* _RAW RECORDS_:
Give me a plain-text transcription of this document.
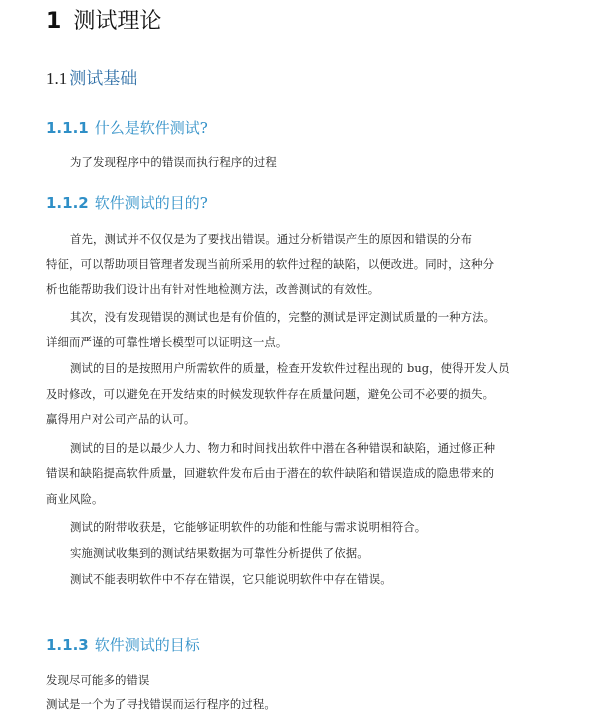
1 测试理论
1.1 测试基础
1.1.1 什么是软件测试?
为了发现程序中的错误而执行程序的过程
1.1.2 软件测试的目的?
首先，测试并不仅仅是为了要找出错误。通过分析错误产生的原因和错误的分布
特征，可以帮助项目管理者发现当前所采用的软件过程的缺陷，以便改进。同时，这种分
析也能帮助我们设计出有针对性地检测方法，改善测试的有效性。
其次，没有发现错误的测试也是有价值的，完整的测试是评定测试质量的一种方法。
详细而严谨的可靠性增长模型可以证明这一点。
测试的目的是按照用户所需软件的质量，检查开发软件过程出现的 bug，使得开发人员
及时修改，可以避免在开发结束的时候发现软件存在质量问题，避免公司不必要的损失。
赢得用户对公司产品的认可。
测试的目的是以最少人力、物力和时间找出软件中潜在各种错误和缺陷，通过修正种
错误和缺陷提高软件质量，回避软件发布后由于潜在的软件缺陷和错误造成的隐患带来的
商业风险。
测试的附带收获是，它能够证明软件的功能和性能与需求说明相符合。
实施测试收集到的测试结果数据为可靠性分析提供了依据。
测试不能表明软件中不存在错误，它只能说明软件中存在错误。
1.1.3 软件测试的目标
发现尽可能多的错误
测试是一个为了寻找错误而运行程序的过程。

* _EXERCISE_: Transcribe the full listing character for character. Pictures are excluded.

* _THE RESULT_:
Give me a plain-text transcription of this document.
1 测试理论
1.1 测试基础
1.1.1 什么是软件测试?
为了发现程序中的错误而执行程序的过程
1.1.2 软件测试的目的?
首先，测试并不仅仅是为了要找出错误。通过分析错误产生的原因和错误的分布
特征，可以帮助项目管理者发现当前所采用的软件过程的缺陷，以便改进。同时，这种分
析也能帮助我们设计出有针对性地检测方法，改善测试的有效性。
其次，没有发现错误的测试也是有价值的，完整的测试是评定测试质量的一种方法。
详细而严谨的可靠性增长模型可以证明这一点。
测试的目的是按照用户所需软件的质量，检查开发软件过程出现的 bug，使得开发人员
及时修改，可以避免在开发结束的时候发现软件存在质量问题，避免公司不必要的损失。
赢得用户对公司产品的认可。
测试的目的是以最少人力、物力和时间找出软件中潜在各种错误和缺陷，通过修正种
错误和缺陷提高软件质量，回避软件发布后由于潜在的软件缺陷和错误造成的隐患带来的
商业风险。
测试的附带收获是，它能够证明软件的功能和性能与需求说明相符合。
实施测试收集到的测试结果数据为可靠性分析提供了依据。
测试不能表明软件中不存在错误，它只能说明软件中存在错误。
1.1.3 软件测试的目标
发现尽可能多的错误
测试是一个为了寻找错误而运行程序的过程。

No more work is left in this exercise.